→ **TASK INSTRUCTIONS**: Extract every line below that contains the word "цієї".

→ **LISTING**:
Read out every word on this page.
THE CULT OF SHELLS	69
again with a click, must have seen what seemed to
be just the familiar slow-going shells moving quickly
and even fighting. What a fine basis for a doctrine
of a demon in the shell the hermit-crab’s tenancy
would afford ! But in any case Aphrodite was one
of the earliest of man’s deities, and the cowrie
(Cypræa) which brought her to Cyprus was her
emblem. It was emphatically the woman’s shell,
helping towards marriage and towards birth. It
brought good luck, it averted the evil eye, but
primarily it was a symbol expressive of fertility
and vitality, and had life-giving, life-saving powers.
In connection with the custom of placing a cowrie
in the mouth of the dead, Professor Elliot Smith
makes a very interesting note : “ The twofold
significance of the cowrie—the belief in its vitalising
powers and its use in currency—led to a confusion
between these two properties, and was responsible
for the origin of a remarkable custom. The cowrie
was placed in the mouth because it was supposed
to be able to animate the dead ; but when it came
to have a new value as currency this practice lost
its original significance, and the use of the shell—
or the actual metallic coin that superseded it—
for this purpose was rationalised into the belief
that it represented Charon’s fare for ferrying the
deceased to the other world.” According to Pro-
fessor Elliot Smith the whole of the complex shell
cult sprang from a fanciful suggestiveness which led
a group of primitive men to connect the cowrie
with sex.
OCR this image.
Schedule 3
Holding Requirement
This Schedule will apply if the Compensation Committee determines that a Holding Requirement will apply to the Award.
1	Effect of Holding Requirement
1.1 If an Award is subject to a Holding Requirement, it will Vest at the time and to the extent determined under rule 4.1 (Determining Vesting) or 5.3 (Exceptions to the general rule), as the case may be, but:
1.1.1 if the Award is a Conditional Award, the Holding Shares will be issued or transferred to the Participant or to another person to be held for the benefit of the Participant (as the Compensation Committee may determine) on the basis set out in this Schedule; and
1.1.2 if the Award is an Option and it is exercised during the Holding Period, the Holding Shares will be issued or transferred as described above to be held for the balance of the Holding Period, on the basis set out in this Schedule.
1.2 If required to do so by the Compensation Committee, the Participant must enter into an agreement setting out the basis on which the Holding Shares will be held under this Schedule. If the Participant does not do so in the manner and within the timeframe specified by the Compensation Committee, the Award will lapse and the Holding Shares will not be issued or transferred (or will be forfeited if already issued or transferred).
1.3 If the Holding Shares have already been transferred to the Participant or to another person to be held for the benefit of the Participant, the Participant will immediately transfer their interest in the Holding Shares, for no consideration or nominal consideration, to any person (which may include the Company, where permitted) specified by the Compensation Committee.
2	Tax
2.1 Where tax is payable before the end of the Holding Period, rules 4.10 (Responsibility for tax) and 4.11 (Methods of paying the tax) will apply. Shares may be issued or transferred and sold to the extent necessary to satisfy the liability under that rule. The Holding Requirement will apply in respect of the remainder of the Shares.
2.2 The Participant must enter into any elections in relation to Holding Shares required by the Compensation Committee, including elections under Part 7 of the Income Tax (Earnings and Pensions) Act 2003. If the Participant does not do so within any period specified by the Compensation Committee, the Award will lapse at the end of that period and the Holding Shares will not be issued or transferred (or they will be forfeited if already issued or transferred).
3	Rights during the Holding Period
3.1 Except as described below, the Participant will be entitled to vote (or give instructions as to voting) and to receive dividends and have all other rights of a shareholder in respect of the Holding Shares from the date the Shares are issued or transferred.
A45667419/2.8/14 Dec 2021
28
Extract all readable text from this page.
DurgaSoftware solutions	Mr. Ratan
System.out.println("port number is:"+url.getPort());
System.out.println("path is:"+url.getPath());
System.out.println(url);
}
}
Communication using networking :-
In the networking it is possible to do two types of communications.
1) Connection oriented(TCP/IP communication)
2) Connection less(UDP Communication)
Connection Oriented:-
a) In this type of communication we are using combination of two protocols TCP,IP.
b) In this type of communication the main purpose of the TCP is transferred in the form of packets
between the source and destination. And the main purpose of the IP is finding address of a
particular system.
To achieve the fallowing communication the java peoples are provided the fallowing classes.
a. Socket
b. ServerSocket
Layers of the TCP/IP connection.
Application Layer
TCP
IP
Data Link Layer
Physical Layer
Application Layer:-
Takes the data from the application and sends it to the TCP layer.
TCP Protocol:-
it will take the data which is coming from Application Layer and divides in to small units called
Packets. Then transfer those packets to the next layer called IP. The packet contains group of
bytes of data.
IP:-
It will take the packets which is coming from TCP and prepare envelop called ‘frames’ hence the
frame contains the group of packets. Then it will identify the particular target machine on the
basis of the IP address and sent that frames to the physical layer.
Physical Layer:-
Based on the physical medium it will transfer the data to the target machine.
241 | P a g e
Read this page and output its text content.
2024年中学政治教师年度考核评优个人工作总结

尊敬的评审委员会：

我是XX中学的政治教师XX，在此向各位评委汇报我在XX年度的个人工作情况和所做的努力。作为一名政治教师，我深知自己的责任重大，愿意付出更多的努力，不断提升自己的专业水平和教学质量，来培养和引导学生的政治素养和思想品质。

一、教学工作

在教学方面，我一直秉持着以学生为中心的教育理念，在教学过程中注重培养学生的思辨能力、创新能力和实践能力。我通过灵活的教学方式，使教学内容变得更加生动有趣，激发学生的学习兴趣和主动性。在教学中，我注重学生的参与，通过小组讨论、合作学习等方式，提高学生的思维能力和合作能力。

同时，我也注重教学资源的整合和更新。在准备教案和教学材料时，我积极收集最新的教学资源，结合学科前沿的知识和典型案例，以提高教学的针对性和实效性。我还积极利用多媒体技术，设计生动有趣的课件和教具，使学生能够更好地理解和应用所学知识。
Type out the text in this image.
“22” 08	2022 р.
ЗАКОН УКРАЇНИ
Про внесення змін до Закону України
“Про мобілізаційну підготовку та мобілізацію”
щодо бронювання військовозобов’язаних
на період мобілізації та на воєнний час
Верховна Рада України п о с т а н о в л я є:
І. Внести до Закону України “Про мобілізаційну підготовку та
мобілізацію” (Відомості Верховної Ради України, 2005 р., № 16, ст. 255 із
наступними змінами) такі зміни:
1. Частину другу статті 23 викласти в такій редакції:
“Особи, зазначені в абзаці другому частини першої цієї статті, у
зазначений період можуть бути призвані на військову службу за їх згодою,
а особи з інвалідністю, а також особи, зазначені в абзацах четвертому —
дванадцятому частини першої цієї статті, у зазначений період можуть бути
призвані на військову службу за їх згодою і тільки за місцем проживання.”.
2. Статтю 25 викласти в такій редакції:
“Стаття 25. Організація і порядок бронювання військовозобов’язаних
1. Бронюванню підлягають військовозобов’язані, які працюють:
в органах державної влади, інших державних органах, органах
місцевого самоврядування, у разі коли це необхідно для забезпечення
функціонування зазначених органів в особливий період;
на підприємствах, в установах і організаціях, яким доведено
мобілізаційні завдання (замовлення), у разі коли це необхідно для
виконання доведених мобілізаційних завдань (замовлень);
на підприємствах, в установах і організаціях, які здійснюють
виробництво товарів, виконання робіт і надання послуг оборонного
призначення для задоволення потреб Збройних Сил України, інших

→ **FINISHED ANSWER**:
“Особи, зазначені в абзаці другому частини першої цієї статті, у
дванадцятому частини першої цієї статті, у зазначений період можуть бути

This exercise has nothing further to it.